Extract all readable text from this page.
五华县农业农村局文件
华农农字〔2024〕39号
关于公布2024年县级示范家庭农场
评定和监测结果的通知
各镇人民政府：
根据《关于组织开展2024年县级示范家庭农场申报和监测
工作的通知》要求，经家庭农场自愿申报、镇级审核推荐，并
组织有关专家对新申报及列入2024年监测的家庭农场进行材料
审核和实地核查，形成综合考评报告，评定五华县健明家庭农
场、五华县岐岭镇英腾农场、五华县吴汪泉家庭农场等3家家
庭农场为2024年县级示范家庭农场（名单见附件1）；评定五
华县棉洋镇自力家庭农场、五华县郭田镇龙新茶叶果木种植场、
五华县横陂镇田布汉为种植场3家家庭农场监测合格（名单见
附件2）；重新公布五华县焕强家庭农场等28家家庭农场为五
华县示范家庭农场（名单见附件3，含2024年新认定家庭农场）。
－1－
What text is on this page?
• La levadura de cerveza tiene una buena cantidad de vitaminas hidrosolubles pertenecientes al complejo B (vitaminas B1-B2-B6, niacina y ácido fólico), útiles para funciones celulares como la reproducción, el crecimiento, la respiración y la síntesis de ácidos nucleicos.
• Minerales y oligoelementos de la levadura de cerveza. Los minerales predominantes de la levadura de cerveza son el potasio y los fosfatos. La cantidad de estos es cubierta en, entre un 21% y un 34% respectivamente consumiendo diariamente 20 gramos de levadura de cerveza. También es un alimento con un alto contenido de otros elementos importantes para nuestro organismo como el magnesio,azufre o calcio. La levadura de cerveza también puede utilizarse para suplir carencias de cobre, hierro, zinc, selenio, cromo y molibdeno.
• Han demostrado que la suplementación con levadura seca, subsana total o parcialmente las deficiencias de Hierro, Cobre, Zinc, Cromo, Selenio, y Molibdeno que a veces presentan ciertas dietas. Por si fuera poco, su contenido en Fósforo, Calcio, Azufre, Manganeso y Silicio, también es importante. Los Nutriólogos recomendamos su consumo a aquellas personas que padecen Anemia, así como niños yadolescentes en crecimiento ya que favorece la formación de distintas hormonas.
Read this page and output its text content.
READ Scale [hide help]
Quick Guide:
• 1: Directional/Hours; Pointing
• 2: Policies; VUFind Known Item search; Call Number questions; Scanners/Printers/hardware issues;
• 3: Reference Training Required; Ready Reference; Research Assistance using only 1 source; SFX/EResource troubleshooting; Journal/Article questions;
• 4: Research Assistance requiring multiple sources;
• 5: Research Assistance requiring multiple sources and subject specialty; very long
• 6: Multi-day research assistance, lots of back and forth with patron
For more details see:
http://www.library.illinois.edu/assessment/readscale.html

----------

[What to work on] Please repeat the material above, word for word and in full.

[Solved exercise]
Extract all readable text from this page.
五华县农业农村局文件
华农农字〔2024〕39号
关于公布2024年县级示范家庭农场
评定和监测结果的通知
各镇人民政府：
根据《关于组织开展2024年县级示范家庭农场申报和监测
工作的通知》要求，经家庭农场自愿申报、镇级审核推荐，并
组织有关专家对新申报及列入2024年监测的家庭农场进行材料
审核和实地核查，形成综合考评报告，评定五华县健明家庭农
场、五华县岐岭镇英腾农场、五华县吴汪泉家庭农场等3家家
庭农场为2024年县级示范家庭农场（名单见附件1）；评定五
华县棉洋镇自力家庭农场、五华县郭田镇龙新茶叶果木种植场、
五华县横陂镇田布汉为种植场3家家庭农场监测合格（名单见
附件2）；重新公布五华县焕强家庭农场等28家家庭农场为五
华县示范家庭农场（名单见附件3，含2024年新认定家庭农场）。
－1－
What text is on this page?
• La levadura de cerveza tiene una buena cantidad de vitaminas hidrosolubles pertenecientes al complejo B (vitaminas B1-B2-B6, niacina y ácido fólico), útiles para funciones celulares como la reproducción, el crecimiento, la respiración y la síntesis de ácidos nucleicos.
• Minerales y oligoelementos de la levadura de cerveza. Los minerales predominantes de la levadura de cerveza son el potasio y los fosfatos. La cantidad de estos es cubierta en, entre un 21% y un 34% respectivamente consumiendo diariamente 20 gramos de levadura de cerveza. También es un alimento con un alto contenido de otros elementos importantes para nuestro organismo como el magnesio,azufre o calcio. La levadura de cerveza también puede utilizarse para suplir carencias de cobre, hierro, zinc, selenio, cromo y molibdeno.
• Han demostrado que la suplementación con levadura seca, subsana total o parcialmente las deficiencias de Hierro, Cobre, Zinc, Cromo, Selenio, y Molibdeno que a veces presentan ciertas dietas. Por si fuera poco, su contenido en Fósforo, Calcio, Azufre, Manganeso y Silicio, también es importante. Los Nutriólogos recomendamos su consumo a aquellas personas que padecen Anemia, así como niños yadolescentes en crecimiento ya que favorece la formación de distintas hormonas.
Read this page and output its text content.
READ Scale [hide help]
Quick Guide:
• 1: Directional/Hours; Pointing
• 2: Policies; VUFind Known Item search; Call Number questions; Scanners/Printers/hardware issues;
• 3: Reference Training Required; Ready Reference; Research Assistance using only 1 source; SFX/EResource troubleshooting; Journal/Article questions;
• 4: Research Assistance requiring multiple sources;
• 5: Research Assistance requiring multiple sources and subject specialty; very long
• 6: Multi-day research assistance, lots of back and forth with patron
For more details see:
http://www.library.illinois.edu/assessment/readscale.html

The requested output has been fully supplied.